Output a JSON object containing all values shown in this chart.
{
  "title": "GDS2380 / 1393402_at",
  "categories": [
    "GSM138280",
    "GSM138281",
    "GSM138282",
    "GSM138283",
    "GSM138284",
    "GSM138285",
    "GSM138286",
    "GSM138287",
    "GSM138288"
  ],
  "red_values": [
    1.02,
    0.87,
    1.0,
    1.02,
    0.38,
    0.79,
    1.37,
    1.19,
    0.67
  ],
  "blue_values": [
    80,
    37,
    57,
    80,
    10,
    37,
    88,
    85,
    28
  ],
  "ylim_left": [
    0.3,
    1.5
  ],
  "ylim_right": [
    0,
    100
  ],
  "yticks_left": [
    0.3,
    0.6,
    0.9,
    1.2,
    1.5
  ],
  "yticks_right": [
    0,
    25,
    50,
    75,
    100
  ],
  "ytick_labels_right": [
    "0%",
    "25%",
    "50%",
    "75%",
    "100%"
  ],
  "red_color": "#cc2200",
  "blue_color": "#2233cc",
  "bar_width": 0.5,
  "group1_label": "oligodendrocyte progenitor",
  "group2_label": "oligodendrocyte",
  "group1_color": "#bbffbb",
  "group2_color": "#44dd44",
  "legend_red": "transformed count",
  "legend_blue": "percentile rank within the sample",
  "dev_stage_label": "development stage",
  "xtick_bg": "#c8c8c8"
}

**PROBLEM REQUIREMENTS:** Give the listing again, word for word.

**RESULT OF THIS TASK:**
Output a JSON object containing all values shown in this chart.
{
  "title": "GDS2380 / 1393402_at",
  "categories": [
    "GSM138280",
    "GSM138281",
    "GSM138282",
    "GSM138283",
    "GSM138284",
    "GSM138285",
    "GSM138286",
    "GSM138287",
    "GSM138288"
  ],
  "red_values": [
    1.02,
    0.87,
    1.0,
    1.02,
    0.38,
    0.79,
    1.37,
    1.19,
    0.67
  ],
  "blue_values": [
    80,
    37,
    57,
    80,
    10,
    37,
    88,
    85,
    28
  ],
  "ylim_left": [
    0.3,
    1.5
  ],
  "ylim_right": [
    0,
    100
  ],
  "yticks_left": [
    0.3,
    0.6,
    0.9,
    1.2,
    1.5
  ],
  "yticks_right": [
    0,
    25,
    50,
    75,
    100
  ],
  "ytick_labels_right": [
    "0%",
    "25%",
    "50%",
    "75%",
    "100%"
  ],
  "red_color": "#cc2200",
  "blue_color": "#2233cc",
  "bar_width": 0.5,
  "group1_label": "oligodendrocyte progenitor",
  "group2_label": "oligodendrocyte",
  "group1_color": "#bbffbb",
  "group2_color": "#44dd44",
  "legend_red": "transformed count",
  "legend_blue": "percentile rank within the sample",
  "dev_stage_label": "development stage",
  "xtick_bg": "#c8c8c8"
}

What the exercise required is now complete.